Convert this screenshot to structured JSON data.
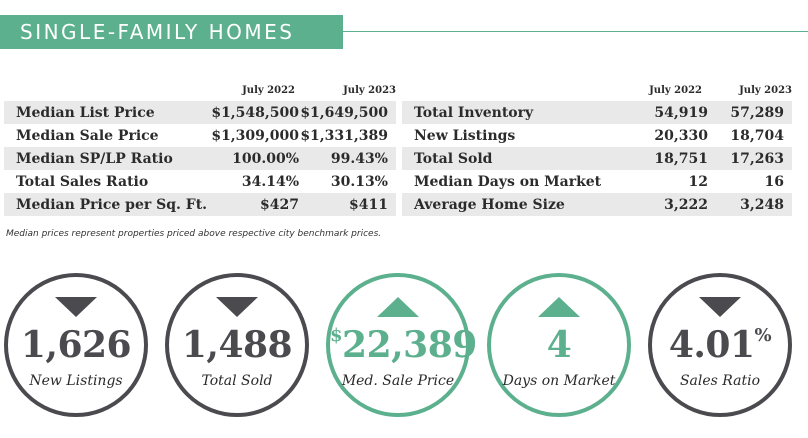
{
  "header": {
    "title": "SINGLE-FAMILY HOMES"
  },
  "left_table": {
    "col1": "July 2022",
    "col2": "July 2023",
    "rows": [
      {
        "label": "Median List Price",
        "v2022": "$1,548,500",
        "v2023": "$1,649,500"
      },
      {
        "label": "Median Sale Price",
        "v2022": "$1,309,000",
        "v2023": "$1,331,389"
      },
      {
        "label": "Median SP/LP Ratio",
        "v2022": "100.00%",
        "v2023": "99.43%"
      },
      {
        "label": "Total Sales Ratio",
        "v2022": "34.14%",
        "v2023": "30.13%"
      },
      {
        "label": "Median Price per Sq. Ft.",
        "v2022": "$427",
        "v2023": "$411"
      }
    ]
  },
  "right_table": {
    "col1": "July 2022",
    "col2": "July 2023",
    "rows": [
      {
        "label": "Total Inventory",
        "v2022": "54,919",
        "v2023": "57,289"
      },
      {
        "label": "New Listings",
        "v2022": "20,330",
        "v2023": "18,704"
      },
      {
        "label": "Total Sold",
        "v2022": "18,751",
        "v2023": "17,263"
      },
      {
        "label": "Median Days on Market",
        "v2022": "12",
        "v2023": "16"
      },
      {
        "label": "Average Home Size",
        "v2022": "3,222",
        "v2023": "3,248"
      }
    ]
  },
  "footnote": "Median prices represent properties priced above respective city benchmark prices.",
  "indicators": [
    {
      "value": "1,626",
      "prefix": "",
      "suffix": "",
      "caption": "New Listings",
      "direction": "down",
      "color": "#4a4a4f"
    },
    {
      "value": "1,488",
      "prefix": "",
      "suffix": "",
      "caption": "Total Sold",
      "direction": "down",
      "color": "#4a4a4f"
    },
    {
      "value": "22,389",
      "prefix": "$",
      "suffix": "",
      "caption": "Med. Sale Price",
      "direction": "up",
      "color": "#5cb08e"
    },
    {
      "value": "4",
      "prefix": "",
      "suffix": "",
      "caption": "Days on Market",
      "direction": "up",
      "color": "#5cb08e"
    },
    {
      "value": "4.01",
      "prefix": "",
      "suffix": "%",
      "caption": "Sales Ratio",
      "direction": "down",
      "color": "#4a4a4f"
    }
  ],
  "colors": {
    "accent": "#5cb08e",
    "dark": "#4a4a4f",
    "row_shade": "#e9e9e9"
  }
}
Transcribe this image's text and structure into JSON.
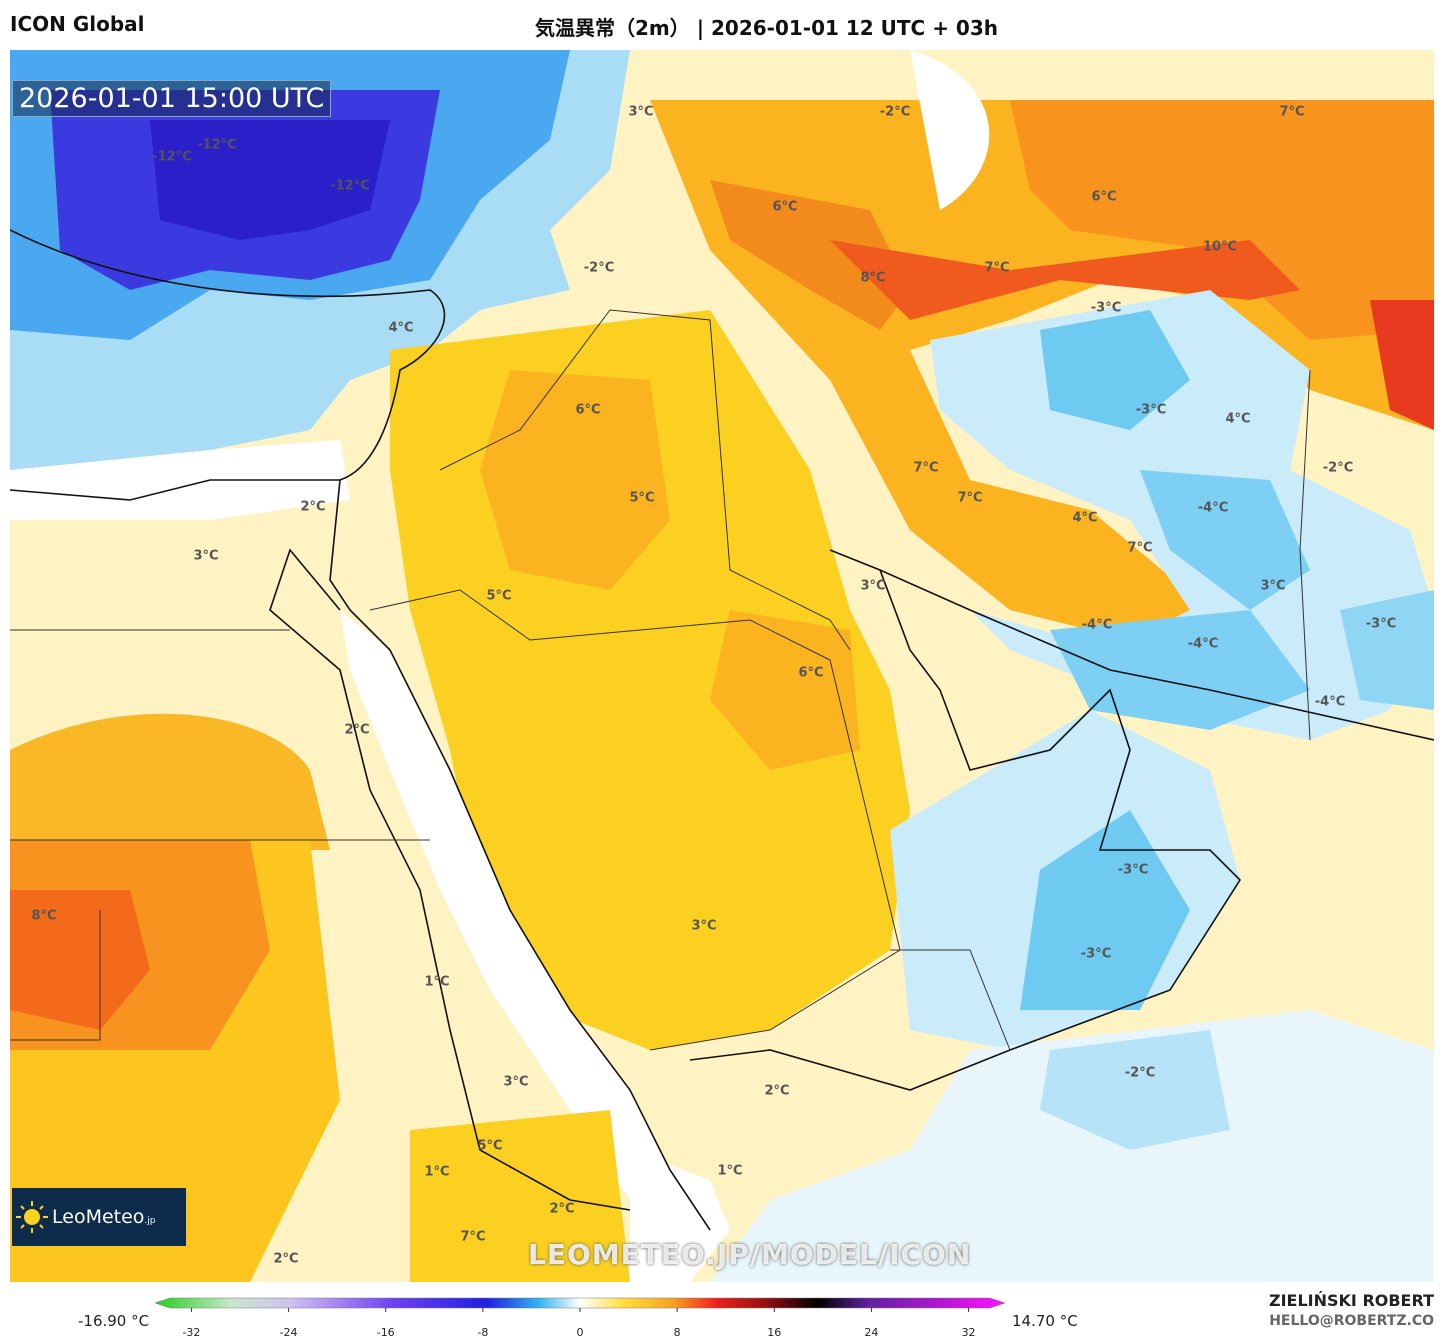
{
  "header": {
    "model": "ICON Global",
    "title": "気温異常（2m） | 2026-01-01 12 UTC + 03h"
  },
  "timestamp": "2026-01-01 15:00 UTC",
  "logo": {
    "name": "LeoMeteo",
    "suffix": ".jp"
  },
  "watermark": "LEOMETEO.JP/MODEL/ICON",
  "map_labels": [
    "-12°C",
    "-12°C",
    "-12°C",
    "3°C",
    "-2°C",
    "7°C",
    "6°C",
    "6°C",
    "10°C",
    "8°C",
    "7°C",
    "-2°C",
    "-3°C",
    "4°C",
    "6°C",
    "-3°C",
    "4°C",
    "-2°C",
    "7°C",
    "5°C",
    "7°C",
    "2°C",
    "4°C",
    "-4°C",
    "7°C",
    "3°C",
    "3°C",
    "3°C",
    "5°C",
    "-4°C",
    "-4°C",
    "-3°C",
    "6°C",
    "-4°C",
    "2°C",
    "-3°C",
    "8°C",
    "3°C",
    "-3°C",
    "1°C",
    "-2°C",
    "2°C",
    "3°C",
    "5°C",
    "1°C",
    "1°C",
    "2°C",
    "7°C",
    "2°C"
  ],
  "colorbar": {
    "min_label": "-16.90 °C",
    "max_label": "14.70 °C",
    "lim": [
      -35,
      35
    ],
    "ticks": [
      -32,
      -24,
      -16,
      -8,
      0,
      8,
      16,
      24,
      32
    ]
  },
  "credits": {
    "author": "ZIELIŃSKI ROBERT",
    "email": "HELLO@ROBERTZ.CO"
  }
}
§ §
All the records above need to be given again word for word. Skip the pictures.

**Answer to this problem:**
Convert this screenshot to structured JSON data.
{
  "header": {
    "title": "SINGLE-FAMILY HOMES"
  },
  "left_table": {
    "col1": "July 2022",
    "col2": "July 2023",
    "rows": [
      {
        "label": "Median List Price",
        "v2022": "$1,548,500",
        "v2023": "$1,649,500"
      },
      {
        "label": "Median Sale Price",
        "v2022": "$1,309,000",
        "v2023": "$1,331,389"
      },
      {
        "label": "Median SP/LP Ratio",
        "v2022": "100.00%",
        "v2023": "99.43%"
      },
      {
        "label": "Total Sales Ratio",
        "v2022": "34.14%",
        "v2023": "30.13%"
      },
      {
        "label": "Median Price per Sq. Ft.",
        "v2022": "$427",
        "v2023": "$411"
      }
    ]
  },
  "right_table": {
    "col1": "July 2022",
    "col2": "July 2023",
    "rows": [
      {
        "label": "Total Inventory",
        "v2022": "54,919",
        "v2023": "57,289"
      },
      {
        "label": "New Listings",
        "v2022": "20,330",
        "v2023": "18,704"
      },
      {
        "label": "Total Sold",
        "v2022": "18,751",
        "v2023": "17,263"
      },
      {
        "label": "Median Days on Market",
        "v2022": "12",
        "v2023": "16"
      },
      {
        "label": "Average Home Size",
        "v2022": "3,222",
        "v2023": "3,248"
      }
    ]
  },
  "footnote": "Median prices represent properties priced above respective city benchmark prices.",
  "indicators": [
    {
      "value": "1,626",
      "prefix": "",
      "suffix": "",
      "caption": "New Listings",
      "direction": "down",
      "color": "#4a4a4f"
    },
    {
      "value": "1,488",
      "prefix": "",
      "suffix": "",
      "caption": "Total Sold",
      "direction": "down",
      "color": "#4a4a4f"
    },
    {
      "value": "22,389",
      "prefix": "$",
      "suffix": "",
      "caption": "Med. Sale Price",
      "direction": "up",
      "color": "#5cb08e"
    },
    {
      "value": "4",
      "prefix": "",
      "suffix": "",
      "caption": "Days on Market",
      "direction": "up",
      "color": "#5cb08e"
    },
    {
      "value": "4.01",
      "prefix": "",
      "suffix": "%",
      "caption": "Sales Ratio",
      "direction": "down",
      "color": "#4a4a4f"
    }
  ],
  "colors": {
    "accent": "#5cb08e",
    "dark": "#4a4a4f",
    "row_shade": "#e9e9e9"
  }
}
Transcribe this image's text and structure into JSON.
{
  "header": {
    "model": "ICON Global",
    "title": "気温異常（2m） | 2026-01-01 12 UTC + 03h"
  },
  "timestamp": "2026-01-01 15:00 UTC",
  "logo": {
    "name": "LeoMeteo",
    "suffix": ".jp"
  },
  "watermark": "LEOMETEO.JP/MODEL/ICON",
  "map_labels": [
    "-12°C",
    "-12°C",
    "-12°C",
    "3°C",
    "-2°C",
    "7°C",
    "6°C",
    "6°C",
    "10°C",
    "8°C",
    "7°C",
    "-2°C",
    "-3°C",
    "4°C",
    "6°C",
    "-3°C",
    "4°C",
    "-2°C",
    "7°C",
    "5°C",
    "7°C",
    "2°C",
    "4°C",
    "-4°C",
    "7°C",
    "3°C",
    "3°C",
    "3°C",
    "5°C",
    "-4°C",
    "-4°C",
    "-3°C",
    "6°C",
    "-4°C",
    "2°C",
    "-3°C",
    "8°C",
    "3°C",
    "-3°C",
    "1°C",
    "-2°C",
    "2°C",
    "3°C",
    "5°C",
    "1°C",
    "1°C",
    "2°C",
    "7°C",
    "2°C"
  ],
  "colorbar": {
    "min_label": "-16.90 °C",
    "max_label": "14.70 °C",
    "lim": [
      -35,
      35
    ],
    "ticks": [
      -32,
      -24,
      -16,
      -8,
      0,
      8,
      16,
      24,
      32
    ]
  },
  "credits": {
    "author": "ZIELIŃSKI ROBERT",
    "email": "HELLO@ROBERTZ.CO"
  }
}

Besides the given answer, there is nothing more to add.